* begin *

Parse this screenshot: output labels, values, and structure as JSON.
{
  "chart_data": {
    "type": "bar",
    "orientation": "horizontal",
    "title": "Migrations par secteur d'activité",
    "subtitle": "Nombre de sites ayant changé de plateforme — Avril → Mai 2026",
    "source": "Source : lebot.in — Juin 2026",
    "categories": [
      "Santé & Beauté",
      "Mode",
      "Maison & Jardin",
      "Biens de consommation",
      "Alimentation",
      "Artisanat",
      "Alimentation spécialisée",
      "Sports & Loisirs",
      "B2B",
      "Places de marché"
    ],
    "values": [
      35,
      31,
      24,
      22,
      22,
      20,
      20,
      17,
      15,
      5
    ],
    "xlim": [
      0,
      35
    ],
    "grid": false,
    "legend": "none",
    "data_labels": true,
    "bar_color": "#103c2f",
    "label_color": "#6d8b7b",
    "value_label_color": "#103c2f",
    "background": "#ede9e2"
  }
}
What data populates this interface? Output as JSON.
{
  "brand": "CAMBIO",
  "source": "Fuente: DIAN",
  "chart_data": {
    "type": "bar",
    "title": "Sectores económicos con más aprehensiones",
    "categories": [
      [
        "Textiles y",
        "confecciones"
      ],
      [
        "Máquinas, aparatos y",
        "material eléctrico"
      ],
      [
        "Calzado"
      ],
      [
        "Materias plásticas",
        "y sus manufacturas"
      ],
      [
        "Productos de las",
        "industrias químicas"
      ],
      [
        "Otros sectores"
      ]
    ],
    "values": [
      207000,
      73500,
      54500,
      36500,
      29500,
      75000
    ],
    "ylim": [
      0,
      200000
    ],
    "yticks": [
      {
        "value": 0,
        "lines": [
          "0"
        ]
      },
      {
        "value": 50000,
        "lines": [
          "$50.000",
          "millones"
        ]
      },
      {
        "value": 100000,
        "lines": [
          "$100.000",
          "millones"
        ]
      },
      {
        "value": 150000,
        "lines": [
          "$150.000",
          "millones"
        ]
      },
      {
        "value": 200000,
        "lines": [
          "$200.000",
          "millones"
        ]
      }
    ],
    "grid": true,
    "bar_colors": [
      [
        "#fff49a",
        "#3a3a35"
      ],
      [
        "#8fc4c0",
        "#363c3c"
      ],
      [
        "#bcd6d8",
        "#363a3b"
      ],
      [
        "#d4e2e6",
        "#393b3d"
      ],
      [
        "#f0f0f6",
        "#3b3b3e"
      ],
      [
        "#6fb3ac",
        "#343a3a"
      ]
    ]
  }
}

* end *

--- Required work ---
Output each record exactly, leaving nothing out.

--- Response ---
Parse this screenshot: output labels, values, and structure as JSON.
{
  "chart_data": {
    "type": "bar",
    "orientation": "horizontal",
    "title": "Migrations par secteur d'activité",
    "subtitle": "Nombre de sites ayant changé de plateforme — Avril → Mai 2026",
    "source": "Source : lebot.in — Juin 2026",
    "categories": [
      "Santé & Beauté",
      "Mode",
      "Maison & Jardin",
      "Biens de consommation",
      "Alimentation",
      "Artisanat",
      "Alimentation spécialisée",
      "Sports & Loisirs",
      "B2B",
      "Places de marché"
    ],
    "values": [
      35,
      31,
      24,
      22,
      22,
      20,
      20,
      17,
      15,
      5
    ],
    "xlim": [
      0,
      35
    ],
    "grid": false,
    "legend": "none",
    "data_labels": true,
    "bar_color": "#103c2f",
    "label_color": "#6d8b7b",
    "value_label_color": "#103c2f",
    "background": "#ede9e2"
  }
}
What data populates this interface? Output as JSON.
{
  "brand": "CAMBIO",
  "source": "Fuente: DIAN",
  "chart_data": {
    "type": "bar",
    "title": "Sectores económicos con más aprehensiones",
    "categories": [
      [
        "Textiles y",
        "confecciones"
      ],
      [
        "Máquinas, aparatos y",
        "material eléctrico"
      ],
      [
        "Calzado"
      ],
      [
        "Materias plásticas",
        "y sus manufacturas"
      ],
      [
        "Productos de las",
        "industrias químicas"
      ],
      [
        "Otros sectores"
      ]
    ],
    "values": [
      207000,
      73500,
      54500,
      36500,
      29500,
      75000
    ],
    "ylim": [
      0,
      200000
    ],
    "yticks": [
      {
        "value": 0,
        "lines": [
          "0"
        ]
      },
      {
        "value": 50000,
        "lines": [
          "$50.000",
          "millones"
        ]
      },
      {
        "value": 100000,
        "lines": [
          "$100.000",
          "millones"
        ]
      },
      {
        "value": 150000,
        "lines": [
          "$150.000",
          "millones"
        ]
      },
      {
        "value": 200000,
        "lines": [
          "$200.000",
          "millones"
        ]
      }
    ],
    "grid": true,
    "bar_colors": [
      [
        "#fff49a",
        "#3a3a35"
      ],
      [
        "#8fc4c0",
        "#363c3c"
      ],
      [
        "#bcd6d8",
        "#363a3b"
      ],
      [
        "#d4e2e6",
        "#393b3d"
      ],
      [
        "#f0f0f6",
        "#3b3b3e"
      ],
      [
        "#6fb3ac",
        "#343a3a"
      ]
    ]
  }
}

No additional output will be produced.